== Your task ==
Every line that contains the word "avatar" should be copied out.

## BEGIN Recorded data

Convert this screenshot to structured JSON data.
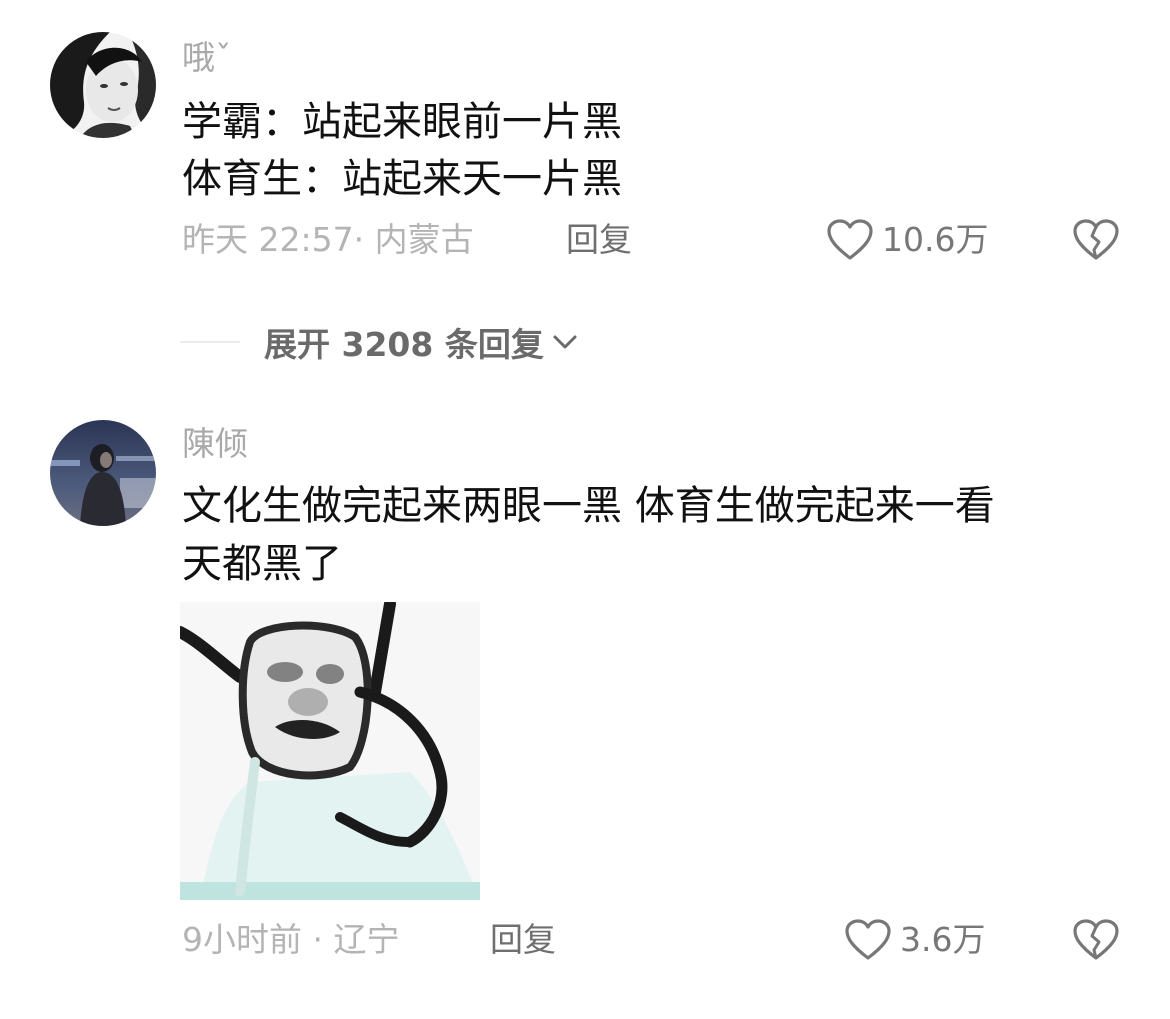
{
  "comments": [
    {
      "username": "哦ˇ",
      "lines": [
        "学霸：站起来眼前一片黑",
        "体育生：站起来天一片黑"
      ],
      "meta": "昨天 22:57· 内蒙古",
      "reply_label": "回复",
      "likes": "10.6万",
      "avatar_icon": "avatar-photo-girl"
    },
    {
      "username": "陳倾",
      "lines": [
        "文化生做完起来两眼一黑 体育生做完起来一看",
        "天都黑了"
      ],
      "meta": "9小时前 · 辽宁",
      "reply_label": "回复",
      "likes": "3.6万",
      "avatar_icon": "avatar-photo-night",
      "sticker_icon": "meme-sticker"
    }
  ],
  "expand": {
    "label": "展开 3208 条回复"
  },
  "icons": {
    "like": "heart-outline-icon",
    "dislike": "broken-heart-icon",
    "expand": "chevron-down-icon"
  },
  "colors": {
    "username": "#a9a9a9",
    "meta": "#b4b4b4",
    "text": "#111111",
    "reply": "#6f6f6f"
  }
}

## END Recorded data

== Exercise result ==
      "avatar_icon": "avatar-photo-girl"
      "avatar_icon": "avatar-photo-night",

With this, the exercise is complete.